- **WHAT NEEDS TO BE DONE**:
Omit the pictures and output every entry below exactly as written.

Dataset entries:
## Begin

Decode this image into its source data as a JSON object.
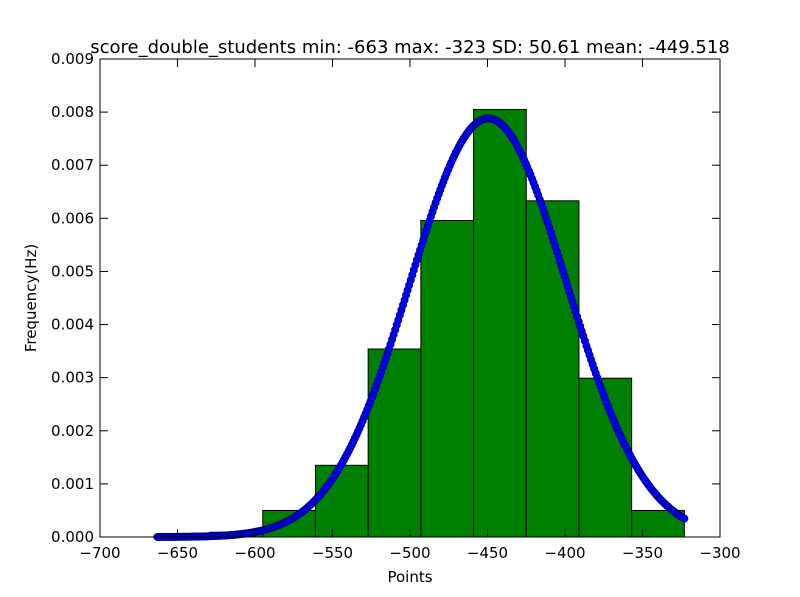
{
  "chart_data": {
    "type": "bar",
    "title": "score_double_students  min: -663    max: -323    SD: 50.61    mean: -449.518",
    "xlabel": "Points",
    "ylabel": "Frequency(Hz)",
    "xlim": [
      -700,
      -300
    ],
    "ylim": [
      0,
      0.009
    ],
    "xticks": [
      -700,
      -650,
      -600,
      -550,
      -500,
      -450,
      -400,
      -350,
      -300
    ],
    "xtick_labels": [
      "−700",
      "−650",
      "−600",
      "−550",
      "−500",
      "−450",
      "−400",
      "−350",
      "−300"
    ],
    "yticks": [
      0,
      0.001,
      0.002,
      0.003,
      0.004,
      0.005,
      0.006,
      0.007,
      0.008,
      0.009
    ],
    "ytick_labels": [
      "0.000",
      "0.001",
      "0.002",
      "0.003",
      "0.004",
      "0.005",
      "0.006",
      "0.007",
      "0.008",
      "0.009"
    ],
    "grid": false,
    "histogram": {
      "bin_edges": [
        -663,
        -629,
        -595,
        -561,
        -527,
        -493,
        -459,
        -425,
        -391,
        -357,
        -323
      ],
      "values": [
        3e-05,
        9e-05,
        0.0005,
        0.00135,
        0.00354,
        0.00596,
        0.00805,
        0.00633,
        0.00299,
        0.0005
      ],
      "color": "#008000",
      "edge_color": "#000000"
    },
    "normal_curve": {
      "mean": -449.518,
      "sd": 50.61,
      "x_min": -663,
      "x_max": -323,
      "marker_color": "#0000ff",
      "marker_edge": "#000080"
    }
  }
}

## End

- **FULL SOLUTION**:
Decode this image into its source data as a JSON object.
{
  "chart_data": {
    "type": "bar",
    "title": "score_double_students  min: -663    max: -323    SD: 50.61    mean: -449.518",
    "xlabel": "Points",
    "ylabel": "Frequency(Hz)",
    "xlim": [
      -700,
      -300
    ],
    "ylim": [
      0,
      0.009
    ],
    "xticks": [
      -700,
      -650,
      -600,
      -550,
      -500,
      -450,
      -400,
      -350,
      -300
    ],
    "xtick_labels": [
      "−700",
      "−650",
      "−600",
      "−550",
      "−500",
      "−450",
      "−400",
      "−350",
      "−300"
    ],
    "yticks": [
      0,
      0.001,
      0.002,
      0.003,
      0.004,
      0.005,
      0.006,
      0.007,
      0.008,
      0.009
    ],
    "ytick_labels": [
      "0.000",
      "0.001",
      "0.002",
      "0.003",
      "0.004",
      "0.005",
      "0.006",
      "0.007",
      "0.008",
      "0.009"
    ],
    "grid": false,
    "histogram": {
      "bin_edges": [
        -663,
        -629,
        -595,
        -561,
        -527,
        -493,
        -459,
        -425,
        -391,
        -357,
        -323
      ],
      "values": [
        3e-05,
        9e-05,
        0.0005,
        0.00135,
        0.00354,
        0.00596,
        0.00805,
        0.00633,
        0.00299,
        0.0005
      ],
      "color": "#008000",
      "edge_color": "#000000"
    },
    "normal_curve": {
      "mean": -449.518,
      "sd": 50.61,
      "x_min": -663,
      "x_max": -323,
      "marker_color": "#0000ff",
      "marker_edge": "#000080"
    }
  }
}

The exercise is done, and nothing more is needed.